▶ [Requirement]
Without the pictures, return each record as it appears.

(Stored entries)
+++++
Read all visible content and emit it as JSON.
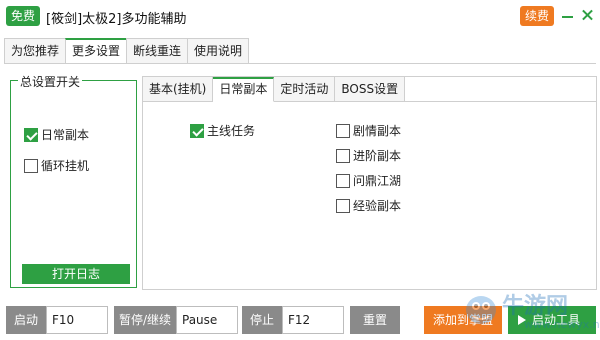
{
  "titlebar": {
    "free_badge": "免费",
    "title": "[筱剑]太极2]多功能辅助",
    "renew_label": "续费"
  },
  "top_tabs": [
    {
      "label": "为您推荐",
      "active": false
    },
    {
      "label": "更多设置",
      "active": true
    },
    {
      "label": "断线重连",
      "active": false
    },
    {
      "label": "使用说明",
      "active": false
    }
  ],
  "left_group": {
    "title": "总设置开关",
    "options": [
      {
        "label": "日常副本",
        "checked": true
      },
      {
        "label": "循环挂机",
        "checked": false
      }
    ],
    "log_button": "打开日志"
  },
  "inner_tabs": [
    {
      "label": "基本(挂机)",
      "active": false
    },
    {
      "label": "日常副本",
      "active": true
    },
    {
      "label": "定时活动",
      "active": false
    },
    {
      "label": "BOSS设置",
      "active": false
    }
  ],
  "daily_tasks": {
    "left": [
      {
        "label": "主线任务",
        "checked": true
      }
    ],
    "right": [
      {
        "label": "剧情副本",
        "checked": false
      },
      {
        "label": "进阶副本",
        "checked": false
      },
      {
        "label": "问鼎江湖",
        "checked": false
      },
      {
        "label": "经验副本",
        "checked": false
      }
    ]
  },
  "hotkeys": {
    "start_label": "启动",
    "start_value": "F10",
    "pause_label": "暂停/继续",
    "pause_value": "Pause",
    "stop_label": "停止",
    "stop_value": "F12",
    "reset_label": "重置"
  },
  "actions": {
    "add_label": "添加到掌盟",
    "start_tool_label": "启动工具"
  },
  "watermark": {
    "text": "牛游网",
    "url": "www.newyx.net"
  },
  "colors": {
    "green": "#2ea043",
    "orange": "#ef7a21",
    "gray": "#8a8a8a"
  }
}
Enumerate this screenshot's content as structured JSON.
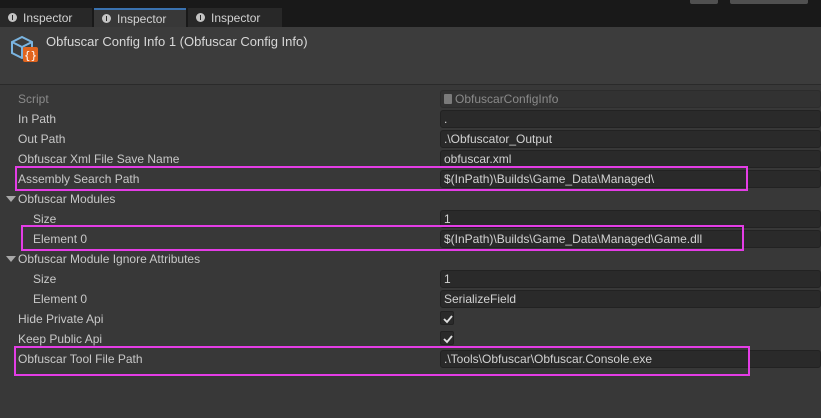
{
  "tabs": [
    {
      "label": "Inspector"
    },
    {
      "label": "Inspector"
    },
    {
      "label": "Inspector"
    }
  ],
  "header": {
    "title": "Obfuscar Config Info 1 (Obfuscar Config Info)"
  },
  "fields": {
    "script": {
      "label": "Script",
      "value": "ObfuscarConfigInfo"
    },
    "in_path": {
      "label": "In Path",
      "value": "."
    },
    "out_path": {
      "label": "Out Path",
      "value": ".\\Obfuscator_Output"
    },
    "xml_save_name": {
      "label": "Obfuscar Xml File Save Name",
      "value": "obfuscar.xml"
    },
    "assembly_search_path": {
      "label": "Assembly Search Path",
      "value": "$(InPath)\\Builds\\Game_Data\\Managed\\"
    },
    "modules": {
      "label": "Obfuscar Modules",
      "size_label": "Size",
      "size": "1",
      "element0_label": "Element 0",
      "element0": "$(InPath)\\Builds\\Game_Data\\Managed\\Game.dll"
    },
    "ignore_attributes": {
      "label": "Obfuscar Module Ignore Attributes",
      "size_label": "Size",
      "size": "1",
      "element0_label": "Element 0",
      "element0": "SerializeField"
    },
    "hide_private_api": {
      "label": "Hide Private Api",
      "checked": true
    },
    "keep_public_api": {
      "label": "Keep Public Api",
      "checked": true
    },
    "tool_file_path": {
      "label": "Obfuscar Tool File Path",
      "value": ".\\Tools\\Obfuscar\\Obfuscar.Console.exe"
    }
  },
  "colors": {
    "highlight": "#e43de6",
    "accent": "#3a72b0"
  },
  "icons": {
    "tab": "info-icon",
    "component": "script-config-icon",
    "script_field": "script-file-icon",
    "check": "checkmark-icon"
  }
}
+++++
▶ [Solved problem]
Read all visible content and emit it as JSON.
{
  "titlebar": {
    "free_badge": "免费",
    "title": "[筱剑]太极2]多功能辅助",
    "renew_label": "续费"
  },
  "top_tabs": [
    {
      "label": "为您推荐",
      "active": false
    },
    {
      "label": "更多设置",
      "active": true
    },
    {
      "label": "断线重连",
      "active": false
    },
    {
      "label": "使用说明",
      "active": false
    }
  ],
  "left_group": {
    "title": "总设置开关",
    "options": [
      {
        "label": "日常副本",
        "checked": true
      },
      {
        "label": "循环挂机",
        "checked": false
      }
    ],
    "log_button": "打开日志"
  },
  "inner_tabs": [
    {
      "label": "基本(挂机)",
      "active": false
    },
    {
      "label": "日常副本",
      "active": true
    },
    {
      "label": "定时活动",
      "active": false
    },
    {
      "label": "BOSS设置",
      "active": false
    }
  ],
  "daily_tasks": {
    "left": [
      {
        "label": "主线任务",
        "checked": true
      }
    ],
    "right": [
      {
        "label": "剧情副本",
        "checked": false
      },
      {
        "label": "进阶副本",
        "checked": false
      },
      {
        "label": "问鼎江湖",
        "checked": false
      },
      {
        "label": "经验副本",
        "checked": false
      }
    ]
  },
  "hotkeys": {
    "start_label": "启动",
    "start_value": "F10",
    "pause_label": "暂停/继续",
    "pause_value": "Pause",
    "stop_label": "停止",
    "stop_value": "F12",
    "reset_label": "重置"
  },
  "actions": {
    "add_label": "添加到掌盟",
    "start_tool_label": "启动工具"
  },
  "watermark": {
    "text": "牛游网",
    "url": "www.newyx.net"
  },
  "colors": {
    "green": "#2ea043",
    "orange": "#ef7a21",
    "gray": "#8a8a8a"
  }
}
Enumerate this screenshot's content as structured JSON.
{
  "tabs": [
    {
      "label": "Inspector"
    },
    {
      "label": "Inspector"
    },
    {
      "label": "Inspector"
    }
  ],
  "header": {
    "title": "Obfuscar Config Info 1 (Obfuscar Config Info)"
  },
  "fields": {
    "script": {
      "label": "Script",
      "value": "ObfuscarConfigInfo"
    },
    "in_path": {
      "label": "In Path",
      "value": "."
    },
    "out_path": {
      "label": "Out Path",
      "value": ".\\Obfuscator_Output"
    },
    "xml_save_name": {
      "label": "Obfuscar Xml File Save Name",
      "value": "obfuscar.xml"
    },
    "assembly_search_path": {
      "label": "Assembly Search Path",
      "value": "$(InPath)\\Builds\\Game_Data\\Managed\\"
    },
    "modules": {
      "label": "Obfuscar Modules",
      "size_label": "Size",
      "size": "1",
      "element0_label": "Element 0",
      "element0": "$(InPath)\\Builds\\Game_Data\\Managed\\Game.dll"
    },
    "ignore_attributes": {
      "label": "Obfuscar Module Ignore Attributes",
      "size_label": "Size",
      "size": "1",
      "element0_label": "Element 0",
      "element0": "SerializeField"
    },
    "hide_private_api": {
      "label": "Hide Private Api",
      "checked": true
    },
    "keep_public_api": {
      "label": "Keep Public Api",
      "checked": true
    },
    "tool_file_path": {
      "label": "Obfuscar Tool File Path",
      "value": ".\\Tools\\Obfuscar\\Obfuscar.Console.exe"
    }
  },
  "colors": {
    "highlight": "#e43de6",
    "accent": "#3a72b0"
  },
  "icons": {
    "tab": "info-icon",
    "component": "script-config-icon",
    "script_field": "script-file-icon",
    "check": "checkmark-icon"
  }
}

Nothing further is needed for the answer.